CHALLENGE: Express each of the following lines as one string in a JSON list, leaving out blank lines.

• • •

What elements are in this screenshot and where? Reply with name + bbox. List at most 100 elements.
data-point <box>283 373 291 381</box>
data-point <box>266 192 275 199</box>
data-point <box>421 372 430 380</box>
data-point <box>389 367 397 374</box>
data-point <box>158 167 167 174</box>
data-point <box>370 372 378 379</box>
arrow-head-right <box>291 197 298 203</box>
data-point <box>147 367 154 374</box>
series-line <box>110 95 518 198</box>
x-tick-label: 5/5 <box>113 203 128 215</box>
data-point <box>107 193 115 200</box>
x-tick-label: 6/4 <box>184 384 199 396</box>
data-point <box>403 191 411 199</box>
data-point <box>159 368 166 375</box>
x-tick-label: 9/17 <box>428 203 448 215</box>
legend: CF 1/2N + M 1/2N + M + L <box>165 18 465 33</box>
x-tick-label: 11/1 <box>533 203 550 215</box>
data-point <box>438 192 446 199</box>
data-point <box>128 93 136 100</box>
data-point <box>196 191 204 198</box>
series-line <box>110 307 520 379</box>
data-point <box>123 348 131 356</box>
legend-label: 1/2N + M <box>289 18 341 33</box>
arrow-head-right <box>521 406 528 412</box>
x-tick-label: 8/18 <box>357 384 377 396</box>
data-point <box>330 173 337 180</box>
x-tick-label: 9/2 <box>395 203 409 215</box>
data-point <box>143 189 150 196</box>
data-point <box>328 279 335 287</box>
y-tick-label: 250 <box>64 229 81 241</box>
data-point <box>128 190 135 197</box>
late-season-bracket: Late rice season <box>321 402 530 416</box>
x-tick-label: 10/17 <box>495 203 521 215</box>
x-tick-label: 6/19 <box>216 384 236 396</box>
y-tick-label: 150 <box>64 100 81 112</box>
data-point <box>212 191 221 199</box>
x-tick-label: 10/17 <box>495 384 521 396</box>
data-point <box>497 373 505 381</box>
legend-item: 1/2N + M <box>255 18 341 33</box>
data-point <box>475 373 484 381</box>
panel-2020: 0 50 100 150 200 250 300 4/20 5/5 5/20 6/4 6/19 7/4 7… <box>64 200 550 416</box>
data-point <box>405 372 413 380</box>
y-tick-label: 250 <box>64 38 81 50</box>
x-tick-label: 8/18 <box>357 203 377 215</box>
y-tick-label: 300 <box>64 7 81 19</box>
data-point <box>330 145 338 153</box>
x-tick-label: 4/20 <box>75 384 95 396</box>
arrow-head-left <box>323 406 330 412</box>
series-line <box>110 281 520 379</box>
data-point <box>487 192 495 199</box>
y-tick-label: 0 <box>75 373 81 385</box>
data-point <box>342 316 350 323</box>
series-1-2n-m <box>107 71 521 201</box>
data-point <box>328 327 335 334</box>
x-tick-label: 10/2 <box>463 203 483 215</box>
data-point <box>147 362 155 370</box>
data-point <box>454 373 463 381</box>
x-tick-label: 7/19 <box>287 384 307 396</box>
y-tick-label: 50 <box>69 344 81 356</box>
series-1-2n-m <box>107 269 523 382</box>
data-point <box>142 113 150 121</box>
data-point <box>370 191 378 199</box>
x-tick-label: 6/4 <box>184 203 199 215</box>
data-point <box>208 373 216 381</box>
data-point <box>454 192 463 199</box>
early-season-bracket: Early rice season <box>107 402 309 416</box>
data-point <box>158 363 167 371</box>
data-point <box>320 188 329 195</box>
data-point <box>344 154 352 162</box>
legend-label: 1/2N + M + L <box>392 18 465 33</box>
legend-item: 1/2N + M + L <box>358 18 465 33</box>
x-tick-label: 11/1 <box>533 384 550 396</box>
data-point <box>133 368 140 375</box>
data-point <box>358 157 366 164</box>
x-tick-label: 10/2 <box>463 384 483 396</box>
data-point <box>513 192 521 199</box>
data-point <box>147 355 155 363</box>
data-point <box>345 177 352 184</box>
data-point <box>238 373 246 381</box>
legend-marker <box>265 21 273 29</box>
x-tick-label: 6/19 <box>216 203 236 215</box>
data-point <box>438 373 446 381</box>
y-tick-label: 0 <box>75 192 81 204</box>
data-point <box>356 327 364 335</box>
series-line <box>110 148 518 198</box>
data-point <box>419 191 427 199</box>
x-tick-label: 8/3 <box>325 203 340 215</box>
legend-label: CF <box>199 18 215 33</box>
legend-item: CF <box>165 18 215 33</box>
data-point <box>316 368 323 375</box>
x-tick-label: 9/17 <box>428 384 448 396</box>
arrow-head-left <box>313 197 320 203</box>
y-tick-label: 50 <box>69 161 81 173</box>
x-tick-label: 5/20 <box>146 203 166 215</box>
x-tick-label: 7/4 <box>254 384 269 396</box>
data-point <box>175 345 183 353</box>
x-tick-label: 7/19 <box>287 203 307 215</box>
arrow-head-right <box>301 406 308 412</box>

• • •

OUTPUT BELOW:
[
  "What elements are in this screenshot and where? Reply with name + bbox. List at most 100 elements.",
  "data-point <box>283 373 291 381</box>",
  "data-point <box>266 192 275 199</box>",
  "data-point <box>421 372 430 380</box>",
  "data-point <box>389 367 397 374</box>",
  "data-point <box>158 167 167 174</box>",
  "data-point <box>370 372 378 379</box>",
  "arrow-head-right <box>291 197 298 203</box>",
  "data-point <box>147 367 154 374</box>",
  "series-line <box>110 95 518 198</box>",
  "x-tick-label: 5/5 <box>113 203 128 215</box>",
  "data-point <box>107 193 115 200</box>",
  "x-tick-label: 6/4 <box>184 384 199 396</box>",
  "data-point <box>403 191 411 199</box>",
  "data-point <box>159 368 166 375</box>",
  "x-tick-label: 9/17 <box>428 203 448 215</box>",
  "legend: CF 1/2N + M 1/2N + M + L <box>165 18 465 33</box>",
  "x-tick-label: 11/1 <box>533 203 550 215</box>",
  "data-point <box>438 192 446 199</box>",
  "data-point <box>128 93 136 100</box>",
  "data-point <box>196 191 204 198</box>",
  "series-line <box>110 307 520 379</box>",
  "data-point <box>123 348 131 356</box>",
  "legend-label: 1/2N + M <box>289 18 341 33</box>",
  "arrow-head-right <box>521 406 528 412</box>",
  "x-tick-label: 8/18 <box>357 384 377 396</box>",
  "data-point <box>330 173 337 180</box>",
  "x-tick-label: 9/2 <box>395 203 409 215</box>",
  "data-point <box>143 189 150 196</box>",
  "data-point <box>328 279 335 287</box>",
  "y-tick-label: 250 <box>64 229 81 241</box>",
  "data-point <box>128 190 135 197</box>",
  "late-season-bracket: Late rice season <box>321 402 530 416</box>",
  "x-tick-label: 10/17 <box>495 203 521 215</box>",
  "x-tick-label: 6/19 <box>216 384 236 396</box>",
  "y-tick-label: 150 <box>64 100 81 112</box>",
  "data-point <box>212 191 221 199</box>",
  "x-tick-label: 10/17 <box>495 384 521 396</box>",
  "data-point <box>497 373 505 381</box>",
  "legend-item: 1/2N + M <box>255 18 341 33</box>",
  "data-point <box>475 373 484 381</box>",
  "panel-2020: 0 50 100 150 200 250 300 4/20 5/5 5/20 6/4 6/19 7/4 7… <box>64 200 550 416</box>",
  "data-point <box>405 372 413 380</box>",
  "y-tick-label: 250 <box>64 38 81 50</box>",
  "x-tick-label: 8/18 <box>357 203 377 215</box>",
  "y-tick-label: 300 <box>64 7 81 19</box>",
  "data-point <box>330 145 338 153</box>",
  "x-tick-label: 4/20 <box>75 384 95 396</box>",
  "arrow-head-left <box>323 406 330 412</box>",
  "series-line <box>110 281 520 379</box>",
  "data-point <box>487 192 495 199</box>",
  "y-tick-label: 0 <box>75 373 81 385</box>",
  "data-point <box>342 316 350 323</box>",
  "series-1-2n-m <box>107 71 521 201</box>",
  "data-point <box>328 327 335 334</box>",
  "x-tick-label: 10/2 <box>463 203 483 215</box>",
  "data-point <box>147 362 155 370</box>",
  "data-point <box>454 373 463 381</box>",
  "x-tick-label: 7/19 <box>287 384 307 396</box>",
  "y-tick-label: 50 <box>69 344 81 356</box>",
  "series-1-2n-m <box>107 269 523 382</box>",
  "data-point <box>142 113 150 121</box>",
  "data-point <box>370 191 378 199</box>",
  "x-tick-label: 6/4 <box>184 203 199 215</box>",
  "data-point <box>208 373 216 381</box>",
  "data-point <box>454 192 463 199</box>",
  "early-season-bracket: Early rice season <box>107 402 309 416</box>",
  "data-point <box>158 363 167 371</box>",
  "data-point <box>320 188 329 195</box>",
  "data-point <box>344 154 352 162</box>",
  "legend-label: 1/2N + M + L <box>392 18 465 33</box>",
  "legend-item: 1/2N + M + L <box>358 18 465 33</box>",
  "x-tick-label: 11/1 <box>533 384 550 396</box>",
  "data-point <box>133 368 140 375</box>",
  "data-point <box>358 157 366 164</box>",
  "x-tick-label: 10/2 <box>463 384 483 396</box>",
  "data-point <box>513 192 521 199</box>",
  "data-point <box>147 355 155 363</box>",
  "data-point <box>345 177 352 184</box>",
  "data-point <box>238 373 246 381</box>",
  "legend-marker <box>265 21 273 29</box>",
  "x-tick-label: 6/19 <box>216 203 236 215</box>",
  "data-point <box>438 373 446 381</box>",
  "y-tick-label: 0 <box>75 192 81 204</box>",
  "data-point <box>356 327 364 335</box>",
  "series-line <box>110 148 518 198</box>",
  "data-point <box>419 191 427 199</box>",
  "x-tick-label: 8/3 <box>325 203 340 215</box>",
  "legend-label: CF <box>199 18 215 33</box>",
  "legend-item: CF <box>165 18 215 33</box>",
  "data-point <box>316 368 323 375</box>",
  "x-tick-label: 9/17 <box>428 384 448 396</box>",
  "arrow-head-left <box>313 197 320 203</box>",
  "y-tick-label: 50 <box>69 161 81 173</box>",
  "x-tick-label: 5/20 <box>146 203 166 215</box>",
  "x-tick-label: 7/4 <box>254 384 269 396</box>",
  "data-point <box>175 345 183 353</box>",
  "x-tick-label: 7/19 <box>287 203 307 215</box>",
  "arrow-head-right <box>301 406 308 412</box>"
]